# [THE EXERCISE]
Continue the commentary on the Catholic Charities v. Wisconsin ruling, starting right after its last sentence.

# [SOURCE PASSAGE]
Tuesday, May 5, 2026

‘Catholic Charities v Wisconsin Creates a Dangerous Precedent’

 

Many conservatives are elated over the 9-0 decision of the federal Supreme Court that overturned a Wisconsin Supreme Court ruling.  The State Court had denied an exemption to the Catholic Charities Bureau from a tax to support the unemployment compensation system, reasoning that the latter was not a religious organization.

Justice Thomas thoroughly demolished the Wisconsin Supreme Court’s argument, showing that the Catholic Charities Bureau is in truth a religious organization, and, therefore, is likely eligible for the exemption (though Justice Jackson’s concurrence muddies the water on that somewhat).  But having made that determination, we must ask an essential question, ‘Do the federal courts have jurisdiction in this matter?’

The answer is a resounding No.

The federal justices base their ruling on the First Amendment of the United States constitution, that the Wisconsin Supreme Court violated its Establishment clause.  However, as we have pointed out before, the First Amendment’s religion clauses are directed at Congress:  ‘Congress shall make no law . . . .’  The States are free to make religious arrangements per their own laws, traditions, constitutions, etc.  It is striking that Wisconsin’s own constitutional provisions regulating the relationship between Church and government (Article I, Section 18) are not mentioned at all in the federal Supreme Court’s ruling.  And the erroneous incorporation doctrine related to the US constitution’s problematic 14th Amendment doesn’t help the federal justices’ case one bit.  So don’t bring that stinking fish carcass up in here; throw it back into the pond of unconstitutional theories out of which you dredged it.

This case should have ended with Wisconsin’s Supreme Court, with that Court’s decision being grounded in Wisconsin’s own constitutional text.  If the decision was found to be unjust, the voters of Wisconsin could have remedied that by replacing the justices who were in the wrong via elections.

What we have gotten instead is far worse than a controversy that would have affected only one religious organization in a single State:  We now have another federal Supreme Court precedent that could invalidate all State efforts to reinvigorate Christianity in public life.  Here are the key paragraphs from the unanimous opinion, authored by Justice Sotomayor:

‘“The clearest command of the Establishment Clause” is that the government may not “officially prefe[r]” one religious denomination over another. Larson v. Valente, 456 U. S. 228, 244 (1982). This principle of denominational neutrality bars States from passing laws that “‘aid or oppose’” particular religions, Epperson v. Arkansas, 393 U. S. 97, 106 (1968), or interfere in the “competition between sects,” Zorach v. Clauson, 343 U. S. 306, 314 (1952). The Establishment Clause’s “prohibition of denominational preferences is inextricably connected with the continuing vitality of the Free Exercise Clause,” too. Larson, 456 U. S., at 245. That is because the “‘fullest realization of true religious liberty requires that government’” refrain from “‘favoritism among sects.’” Id., at 246 (quoting School Dist. of Abington Township v. Schempp, 374 U. S. 203, 305 (1963) (Goldberg, J., concurring)). Government actions that favor certain religions, the Court has warned, convey to members of other faiths that “‘they are outsiders, not full members of the political community.’” Santa Fe Independent School Dist. v. Doe, 530 U. S. 290, 309 (2000).

# [DATA SHOWN]

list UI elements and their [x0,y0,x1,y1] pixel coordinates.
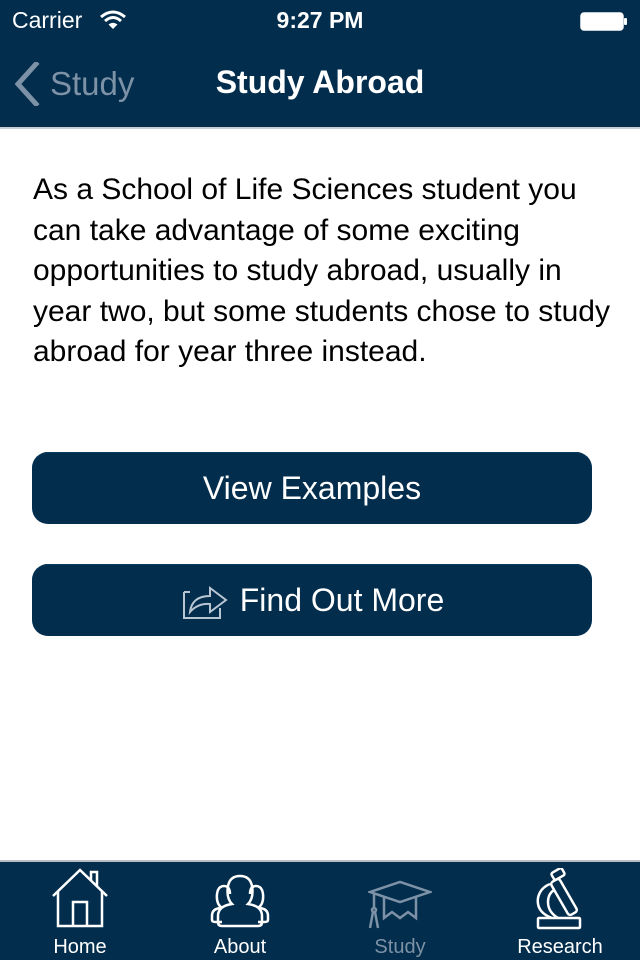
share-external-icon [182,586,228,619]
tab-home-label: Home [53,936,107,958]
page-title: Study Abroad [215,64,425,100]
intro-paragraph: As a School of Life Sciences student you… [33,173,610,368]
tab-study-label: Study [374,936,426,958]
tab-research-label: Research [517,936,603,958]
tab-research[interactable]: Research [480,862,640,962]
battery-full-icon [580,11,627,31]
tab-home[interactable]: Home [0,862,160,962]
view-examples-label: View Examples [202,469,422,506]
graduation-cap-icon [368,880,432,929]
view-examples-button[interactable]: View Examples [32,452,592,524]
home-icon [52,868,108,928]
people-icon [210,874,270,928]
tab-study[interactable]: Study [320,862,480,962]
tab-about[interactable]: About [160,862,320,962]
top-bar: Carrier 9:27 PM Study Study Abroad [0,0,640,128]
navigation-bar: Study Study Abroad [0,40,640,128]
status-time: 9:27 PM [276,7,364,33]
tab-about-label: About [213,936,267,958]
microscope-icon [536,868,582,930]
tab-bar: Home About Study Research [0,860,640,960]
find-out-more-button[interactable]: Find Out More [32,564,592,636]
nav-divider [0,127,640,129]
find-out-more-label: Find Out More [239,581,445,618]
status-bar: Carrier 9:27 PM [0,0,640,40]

# [WRITTEN RESPONSE]
‘To guard against that serious harm, this Court in Larson v. Valente, 456 U. S. 228, set a demanding standard for the government to justify differential treatment across religions on denominational lines. See id., at 244–246. When a state law establishes a denominational preference, courts must “treat the law as suspect” and apply “strict scrutiny in adjudging its constitutionality.” Id., at 246. The government bears the burden to show that the relevant law, or application thereof, is “closely fitted to further a compelling governmental interest.” Id., at 251 (internal quotation marks omitted).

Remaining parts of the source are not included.